GOAL OF THE EXERCISE – Only the pictures are left out: repeat the rest of the entries exactly.

====== DATA ROWS

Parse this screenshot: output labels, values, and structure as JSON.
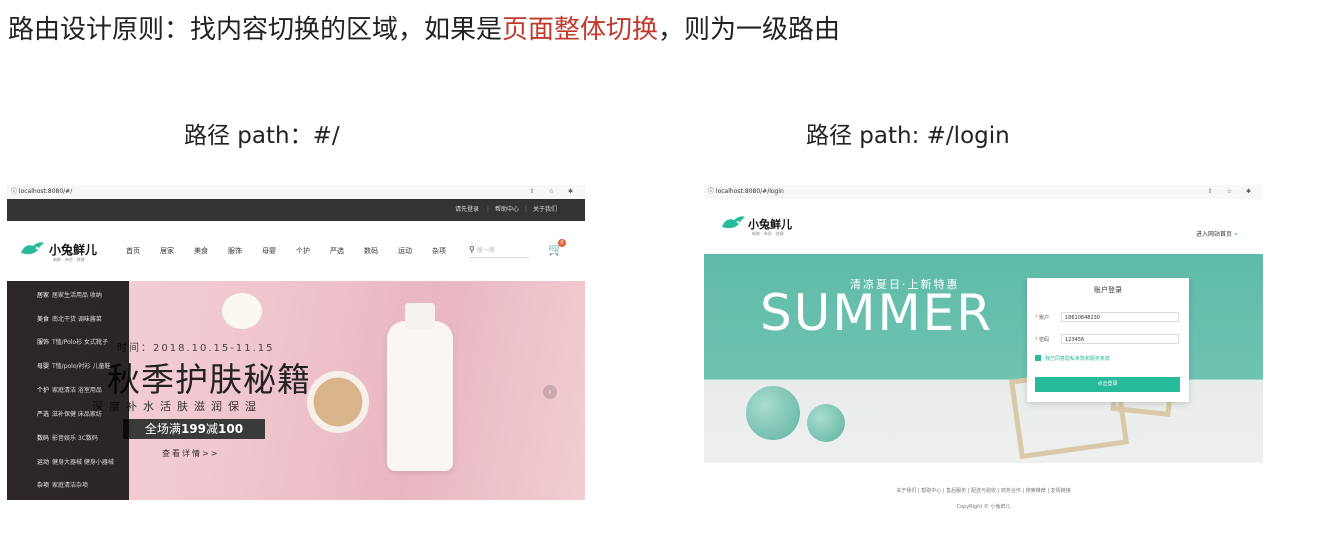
{
  "heading": {
    "prefix": "路由设计原则：找内容切换的区域，如果是",
    "highlight": "页面整体切换",
    "suffix": "，则为一级路由",
    "highlight_color": "#c0392b"
  },
  "left": {
    "caption": "路径 path：#/",
    "url": "localhost:8080/#/",
    "browser_icons": "⇧ ☆ ✱",
    "topnav": [
      "请先登录",
      "帮助中心",
      "关于我们"
    ],
    "logo": {
      "title": "小兔鲜儿",
      "sub": "新鲜 · 亲民 · 快捷"
    },
    "nav": [
      "首页",
      "居家",
      "美食",
      "服饰",
      "母婴",
      "个护",
      "严选",
      "数码",
      "运动",
      "杂项"
    ],
    "search_placeholder": "搜一搜",
    "cart_icon": "cart-icon",
    "cart_count": "0",
    "categories": [
      {
        "name": "居家",
        "sub": "居家生活用品 收纳"
      },
      {
        "name": "美食",
        "sub": "南北干货 调味酱菜"
      },
      {
        "name": "服饰",
        "sub": "T恤/Polo衫 女式靴子"
      },
      {
        "name": "母婴",
        "sub": "T恤/polo/衬衫 儿童鞋"
      },
      {
        "name": "个护",
        "sub": "家庭清洁 浴室用品"
      },
      {
        "name": "严选",
        "sub": "滋补保健 床品家纺"
      },
      {
        "name": "数码",
        "sub": "影音娱乐 3C数码"
      },
      {
        "name": "运动",
        "sub": "健身大器械 健身小器械"
      },
      {
        "name": "杂项",
        "sub": "家庭清洁杂项"
      }
    ],
    "promo": {
      "time": "时间：2018.10.15-11.15",
      "title": "秋季护肤秘籍",
      "subtitle": "深度补水活肤滋润保湿",
      "deal_prefix": "全场满",
      "deal_a": "199",
      "deal_mid": "减",
      "deal_b": "100",
      "more": "查看详情>>"
    }
  },
  "right": {
    "caption": "路径 path: #/login",
    "url": "localhost:8080/#/login",
    "browser_icons": "⇧ ☆ ✱",
    "logo": {
      "title": "小兔鲜儿",
      "sub": "新鲜 · 亲民 · 快捷"
    },
    "enter_home": "进入网站首页",
    "enter_arrow": "»",
    "banner": {
      "small": "清凉夏日·上新特惠",
      "big": "SUMMER"
    },
    "login": {
      "title": "账户登录",
      "account_label": "账户",
      "account_value": "18610848230",
      "password_label": "密码",
      "password_value": "123456",
      "agree": "我已同意隐私条款和服务条款",
      "button": "点击登录"
    },
    "footer_links": "关于我们 | 帮助中心 | 售后服务 | 配送与验收 | 商务合作 | 搜索推荐 | 友情链接",
    "copyright": "CopyRight © 小兔鲜儿"
  },
  "colors": {
    "brand": "#27ba9b",
    "dark": "#333333"
  }
}
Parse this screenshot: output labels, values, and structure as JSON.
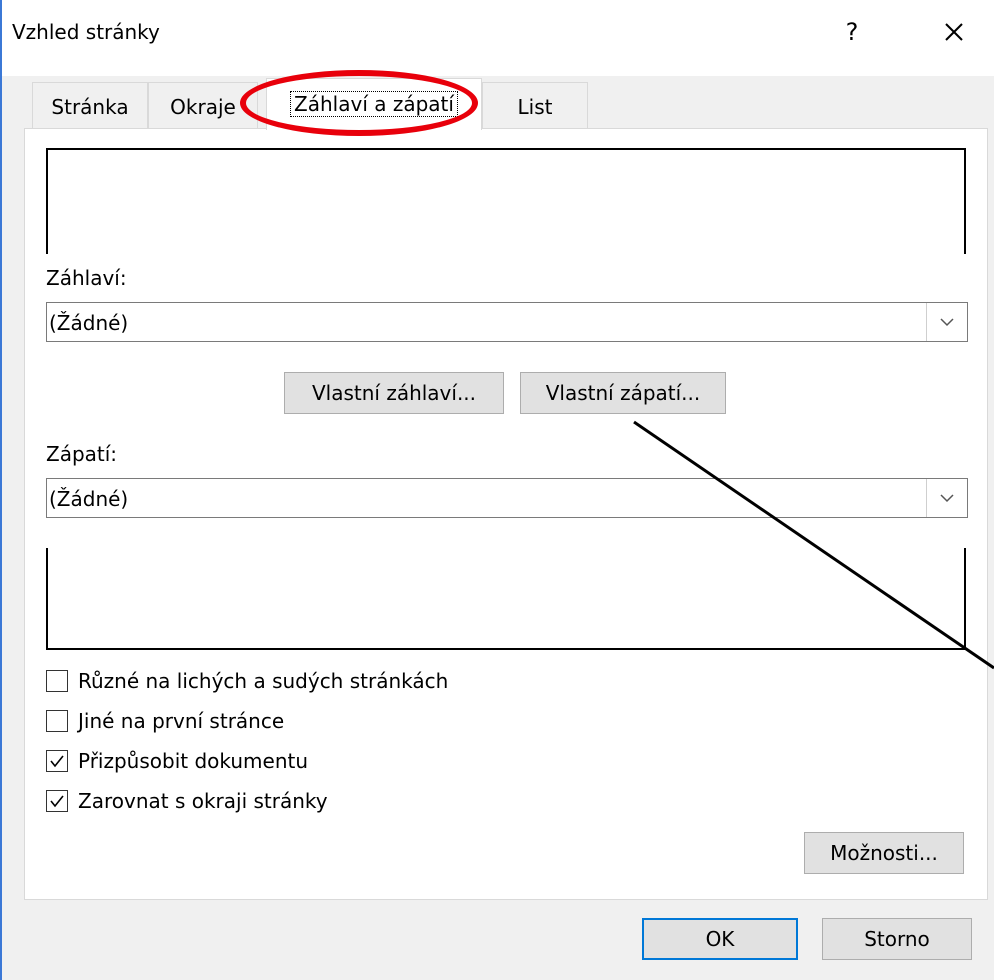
{
  "dialog": {
    "title": "Vzhled stránky",
    "help": "?"
  },
  "tabs": [
    {
      "label": "Stránka",
      "active": false
    },
    {
      "label": "Okraje",
      "active": false
    },
    {
      "label": "Záhlaví a zápatí",
      "active": true
    },
    {
      "label": "List",
      "active": false
    }
  ],
  "header": {
    "label": "Záhlaví:",
    "value": "(Žádné)"
  },
  "buttons": {
    "custom_header": "Vlastní záhlaví...",
    "custom_footer": "Vlastní zápatí...",
    "options": "Možnosti...",
    "ok": "OK",
    "cancel": "Storno"
  },
  "footer": {
    "label": "Zápatí:",
    "value": "(Žádné)"
  },
  "checkboxes": [
    {
      "label": "Různé na lichých a sudých stránkách",
      "checked": false
    },
    {
      "label": "Jiné na první stránce",
      "checked": false
    },
    {
      "label": "Přizpůsobit dokumentu",
      "checked": true
    },
    {
      "label": "Zarovnat s okraji stránky",
      "checked": true
    }
  ],
  "colors": {
    "annotation": "#e8000b",
    "accent": "#0078d7",
    "window_border": "#3b78d6"
  }
}
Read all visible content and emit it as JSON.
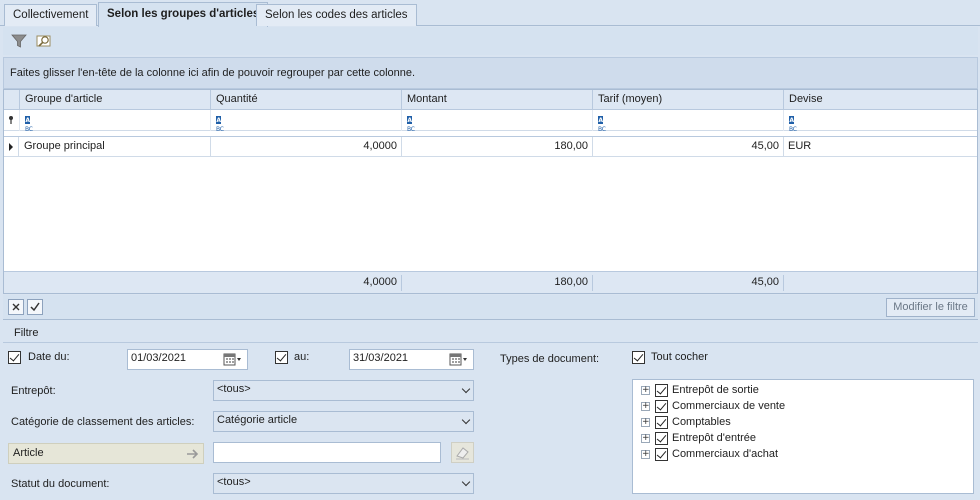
{
  "tabs": [
    "Collectivement",
    "Selon les groupes d'articles",
    "Selon les codes des articles"
  ],
  "group_panel_text": "Faites glisser l'en-tête de la colonne ici afin de pouvoir regrouper par cette colonne.",
  "grid": {
    "columns": [
      "Groupe d'article",
      "Quantité",
      "Montant",
      "Tarif (moyen)",
      "Devise"
    ],
    "filter_icon_text": "ABC",
    "rows": [
      {
        "group": "Groupe principal",
        "quantity": "4,0000",
        "amount": "180,00",
        "price": "45,00",
        "currency": "EUR"
      }
    ],
    "totals": {
      "quantity": "4,0000",
      "amount": "180,00",
      "price": "45,00"
    }
  },
  "modify_filter_label": "Modifier le filtre",
  "filter": {
    "section_title": "Filtre",
    "date_from_label": "Date du:",
    "date_from_value": "01/03/2021",
    "date_to_label": "au:",
    "date_to_value": "31/03/2021",
    "doc_types_label": "Types de document:",
    "check_all_label": "Tout cocher",
    "warehouse_label": "Entrepôt:",
    "warehouse_value": "<tous>",
    "category_label": "Catégorie de classement des articles:",
    "category_value": "Catégorie article",
    "article_label": "Article",
    "article_value": "",
    "status_label": "Statut du document:",
    "status_value": "<tous>",
    "doc_types": [
      "Entrepôt de sortie",
      "Commerciaux de vente",
      "Comptables",
      "Entrepôt d'entrée",
      "Commerciaux d'achat"
    ]
  }
}
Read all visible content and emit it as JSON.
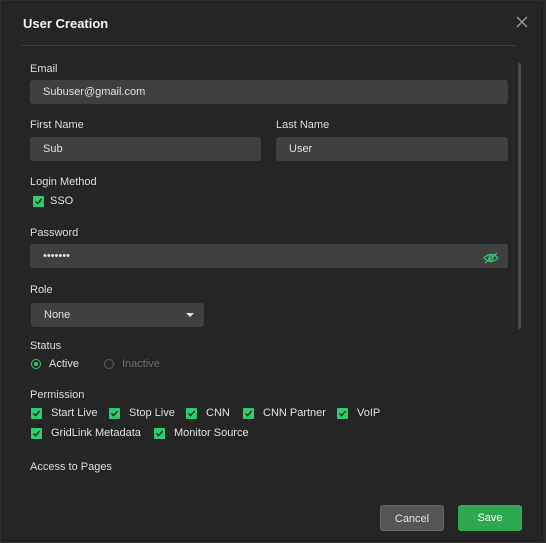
{
  "dialog": {
    "title": "User Creation"
  },
  "form": {
    "email_label": "Email",
    "email_value": "Subuser@gmail.com",
    "first_name_label": "First Name",
    "first_name_value": "Sub",
    "last_name_label": "Last Name",
    "last_name_value": "User",
    "login_method_label": "Login Method",
    "sso_label": "SSO",
    "password_label": "Password",
    "password_value": "•••••••",
    "role_label": "Role",
    "role_value": "None",
    "status_label": "Status",
    "status_active": "Active",
    "status_inactive": "Inactive",
    "permission_label": "Permission",
    "permissions": [
      "Start Live",
      "Stop Live",
      "CNN",
      "CNN Partner",
      "VoIP",
      "GridLink Metadata",
      "Monitor Source"
    ],
    "access_label": "Access to Pages"
  },
  "buttons": {
    "cancel": "Cancel",
    "save": "Save"
  },
  "colors": {
    "accent": "#2ecc71",
    "save": "#2ea84f"
  }
}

============

THE OUTPUT –
Parse this screenshot: output labels, values, and structure as JSON.
{
  "heading": {
    "prefix": "路由设计原则：找内容切换的区域，如果是",
    "highlight": "页面整体切换",
    "suffix": "，则为一级路由",
    "highlight_color": "#c0392b"
  },
  "left": {
    "caption": "路径 path：#/",
    "url": "localhost:8080/#/",
    "browser_icons": "⇧ ☆ ✱",
    "topnav": [
      "请先登录",
      "帮助中心",
      "关于我们"
    ],
    "logo": {
      "title": "小兔鲜儿",
      "sub": "新鲜 · 亲民 · 快捷"
    },
    "nav": [
      "首页",
      "居家",
      "美食",
      "服饰",
      "母婴",
      "个护",
      "严选",
      "数码",
      "运动",
      "杂项"
    ],
    "search_placeholder": "搜一搜",
    "cart_icon": "cart-icon",
    "cart_count": "0",
    "categories": [
      {
        "name": "居家",
        "sub": "居家生活用品 收纳"
      },
      {
        "name": "美食",
        "sub": "南北干货 调味酱菜"
      },
      {
        "name": "服饰",
        "sub": "T恤/Polo衫 女式靴子"
      },
      {
        "name": "母婴",
        "sub": "T恤/polo/衬衫 儿童鞋"
      },
      {
        "name": "个护",
        "sub": "家庭清洁 浴室用品"
      },
      {
        "name": "严选",
        "sub": "滋补保健 床品家纺"
      },
      {
        "name": "数码",
        "sub": "影音娱乐 3C数码"
      },
      {
        "name": "运动",
        "sub": "健身大器械 健身小器械"
      },
      {
        "name": "杂项",
        "sub": "家庭清洁杂项"
      }
    ],
    "promo": {
      "time": "时间：2018.10.15-11.15",
      "title": "秋季护肤秘籍",
      "subtitle": "深度补水活肤滋润保湿",
      "deal_prefix": "全场满",
      "deal_a": "199",
      "deal_mid": "减",
      "deal_b": "100",
      "more": "查看详情>>"
    }
  },
  "right": {
    "caption": "路径 path: #/login",
    "url": "localhost:8080/#/login",
    "browser_icons": "⇧ ☆ ✱",
    "logo": {
      "title": "小兔鲜儿",
      "sub": "新鲜 · 亲民 · 快捷"
    },
    "enter_home": "进入网站首页",
    "enter_arrow": "»",
    "banner": {
      "small": "清凉夏日·上新特惠",
      "big": "SUMMER"
    },
    "login": {
      "title": "账户登录",
      "account_label": "账户",
      "account_value": "18610848230",
      "password_label": "密码",
      "password_value": "123456",
      "agree": "我已同意隐私条款和服务条款",
      "button": "点击登录"
    },
    "footer_links": "关于我们 | 帮助中心 | 售后服务 | 配送与验收 | 商务合作 | 搜索推荐 | 友情链接",
    "copyright": "CopyRight © 小兔鲜儿"
  },
  "colors": {
    "brand": "#27ba9b",
    "dark": "#333333"
  }
}
Parse this screenshot: output labels, values, and structure as JSON.
{
  "dialog": {
    "title": "Vzhled stránky",
    "help": "?"
  },
  "tabs": [
    {
      "label": "Stránka",
      "active": false
    },
    {
      "label": "Okraje",
      "active": false
    },
    {
      "label": "Záhlaví a zápatí",
      "active": true
    },
    {
      "label": "List",
      "active": false
    }
  ],
  "header": {
    "label": "Záhlaví:",
    "value": "(Žádné)"
  },
  "buttons": {
    "custom_header": "Vlastní záhlaví...",
    "custom_footer": "Vlastní zápatí...",
    "options": "Možnosti...",
    "ok": "OK",
    "cancel": "Storno"
  },
  "footer": {
    "label": "Zápatí:",
    "value": "(Žádné)"
  },
  "checkboxes": [
    {
      "label": "Různé na lichých a sudých stránkách",
      "checked": false
    },
    {
      "label": "Jiné na první stránce",
      "checked": false
    },
    {
      "label": "Přizpůsobit dokumentu",
      "checked": true
    },
    {
      "label": "Zarovnat s okraji stránky",
      "checked": true
    }
  ],
  "colors": {
    "annotation": "#e8000b",
    "accent": "#0078d7",
    "window_border": "#3b78d6"
  }
}
Read all visible content and emit it as JSON.
{
  "tabs": [
    "Collectivement",
    "Selon les groupes d'articles",
    "Selon les codes des articles"
  ],
  "group_panel_text": "Faites glisser l'en-tête de la colonne ici afin de pouvoir regrouper par cette colonne.",
  "grid": {
    "columns": [
      "Groupe d'article",
      "Quantité",
      "Montant",
      "Tarif (moyen)",
      "Devise"
    ],
    "filter_icon_text": "ABC",
    "rows": [
      {
        "group": "Groupe principal",
        "quantity": "4,0000",
        "amount": "180,00",
        "price": "45,00",
        "currency": "EUR"
      }
    ],
    "totals": {
      "quantity": "4,0000",
      "amount": "180,00",
      "price": "45,00"
    }
  },
  "modify_filter_label": "Modifier le filtre",
  "filter": {
    "section_title": "Filtre",
    "date_from_label": "Date du:",
    "date_from_value": "01/03/2021",
    "date_to_label": "au:",
    "date_to_value": "31/03/2021",
    "doc_types_label": "Types de document:",
    "check_all_label": "Tout cocher",
    "warehouse_label": "Entrepôt:",
    "warehouse_value": "<tous>",
    "category_label": "Catégorie de classement des articles:",
    "category_value": "Catégorie article",
    "article_label": "Article",
    "article_value": "",
    "status_label": "Statut du document:",
    "status_value": "<tous>",
    "doc_types": [
      "Entrepôt de sortie",
      "Commerciaux de vente",
      "Comptables",
      "Entrepôt d'entrée",
      "Commerciaux d'achat"
    ]
  }
}
Read all visible content and emit it as JSON.
{
  "dialog": {
    "title": "User Creation"
  },
  "form": {
    "email_label": "Email",
    "email_value": "Subuser@gmail.com",
    "first_name_label": "First Name",
    "first_name_value": "Sub",
    "last_name_label": "Last Name",
    "last_name_value": "User",
    "login_method_label": "Login Method",
    "sso_label": "SSO",
    "password_label": "Password",
    "password_value": "•••••••",
    "role_label": "Role",
    "role_value": "None",
    "status_label": "Status",
    "status_active": "Active",
    "status_inactive": "Inactive",
    "permission_label": "Permission",
    "permissions": [
      "Start Live",
      "Stop Live",
      "CNN",
      "CNN Partner",
      "VoIP",
      "GridLink Metadata",
      "Monitor Source"
    ],
    "access_label": "Access to Pages"
  },
  "buttons": {
    "cancel": "Cancel",
    "save": "Save"
  },
  "colors": {
    "accent": "#2ecc71",
    "save": "#2ea84f"
  }
}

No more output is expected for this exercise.